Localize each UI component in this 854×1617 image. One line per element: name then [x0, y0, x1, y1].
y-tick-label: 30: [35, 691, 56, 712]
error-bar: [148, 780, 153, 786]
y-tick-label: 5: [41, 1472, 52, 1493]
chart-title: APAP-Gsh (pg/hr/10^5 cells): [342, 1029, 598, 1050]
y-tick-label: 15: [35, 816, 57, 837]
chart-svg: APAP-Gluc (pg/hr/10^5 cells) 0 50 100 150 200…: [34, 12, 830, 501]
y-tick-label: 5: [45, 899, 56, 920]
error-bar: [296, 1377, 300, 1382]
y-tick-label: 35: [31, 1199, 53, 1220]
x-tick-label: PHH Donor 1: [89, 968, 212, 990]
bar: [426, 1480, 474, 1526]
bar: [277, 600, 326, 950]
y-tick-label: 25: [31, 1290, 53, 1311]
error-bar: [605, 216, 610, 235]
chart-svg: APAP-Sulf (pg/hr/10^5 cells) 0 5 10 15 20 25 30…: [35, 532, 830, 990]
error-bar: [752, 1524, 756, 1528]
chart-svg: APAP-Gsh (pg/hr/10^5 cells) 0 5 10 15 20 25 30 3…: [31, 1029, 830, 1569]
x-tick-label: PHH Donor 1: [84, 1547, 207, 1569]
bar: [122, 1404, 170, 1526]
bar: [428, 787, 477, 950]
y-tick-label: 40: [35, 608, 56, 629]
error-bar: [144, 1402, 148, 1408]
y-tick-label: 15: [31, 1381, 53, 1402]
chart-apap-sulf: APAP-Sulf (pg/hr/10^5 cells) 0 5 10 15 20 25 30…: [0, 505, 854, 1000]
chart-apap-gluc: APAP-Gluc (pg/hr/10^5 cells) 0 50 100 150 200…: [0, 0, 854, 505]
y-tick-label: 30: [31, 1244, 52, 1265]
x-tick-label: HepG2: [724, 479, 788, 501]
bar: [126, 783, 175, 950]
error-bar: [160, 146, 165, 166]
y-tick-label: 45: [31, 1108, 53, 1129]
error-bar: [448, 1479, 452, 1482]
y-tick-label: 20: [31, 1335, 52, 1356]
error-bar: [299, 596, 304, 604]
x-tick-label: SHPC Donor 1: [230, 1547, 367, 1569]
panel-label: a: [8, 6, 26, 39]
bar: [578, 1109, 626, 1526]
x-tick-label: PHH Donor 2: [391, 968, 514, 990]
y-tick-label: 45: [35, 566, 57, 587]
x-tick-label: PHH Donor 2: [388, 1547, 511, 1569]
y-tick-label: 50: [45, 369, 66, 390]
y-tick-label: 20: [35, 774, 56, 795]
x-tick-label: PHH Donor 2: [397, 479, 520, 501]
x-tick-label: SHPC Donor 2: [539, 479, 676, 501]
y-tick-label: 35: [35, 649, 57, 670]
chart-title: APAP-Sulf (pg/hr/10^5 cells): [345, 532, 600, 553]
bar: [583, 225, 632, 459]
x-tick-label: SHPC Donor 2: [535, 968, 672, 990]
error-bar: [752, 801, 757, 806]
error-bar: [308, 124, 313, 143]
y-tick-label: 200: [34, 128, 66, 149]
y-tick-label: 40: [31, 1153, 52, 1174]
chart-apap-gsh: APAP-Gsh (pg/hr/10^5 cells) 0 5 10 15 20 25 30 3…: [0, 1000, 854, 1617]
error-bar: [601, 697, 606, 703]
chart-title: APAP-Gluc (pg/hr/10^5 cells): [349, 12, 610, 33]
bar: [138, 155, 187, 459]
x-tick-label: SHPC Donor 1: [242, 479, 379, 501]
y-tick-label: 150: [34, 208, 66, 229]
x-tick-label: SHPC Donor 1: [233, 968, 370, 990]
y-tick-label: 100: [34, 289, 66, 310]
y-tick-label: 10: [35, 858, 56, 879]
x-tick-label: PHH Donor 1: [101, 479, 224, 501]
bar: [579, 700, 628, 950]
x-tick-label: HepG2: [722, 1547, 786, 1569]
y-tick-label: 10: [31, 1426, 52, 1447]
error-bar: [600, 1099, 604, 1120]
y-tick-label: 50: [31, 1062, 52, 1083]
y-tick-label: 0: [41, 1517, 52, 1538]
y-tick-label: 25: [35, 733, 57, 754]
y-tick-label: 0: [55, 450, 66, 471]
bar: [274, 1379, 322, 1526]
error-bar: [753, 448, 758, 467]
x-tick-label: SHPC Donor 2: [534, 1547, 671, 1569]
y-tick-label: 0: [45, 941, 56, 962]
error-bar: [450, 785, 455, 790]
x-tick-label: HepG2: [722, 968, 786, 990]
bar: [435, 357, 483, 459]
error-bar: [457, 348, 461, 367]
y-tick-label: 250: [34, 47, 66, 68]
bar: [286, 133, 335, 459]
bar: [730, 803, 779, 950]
⁂
Go through the listing and copy each line with the string "Sulf".

Exercise solution:
chart-svg: APAP-Sulf (pg/hr/10^5 cells) 0 5 10 15 20 25 30…: [35, 532, 830, 990]
chart-apap-sulf: APAP-Sulf (pg/hr/10^5 cells) 0 5 10 15 20 25 30…: [0, 505, 854, 1000]
chart-title: APAP-Sulf (pg/hr/10^5 cells): [345, 532, 600, 553]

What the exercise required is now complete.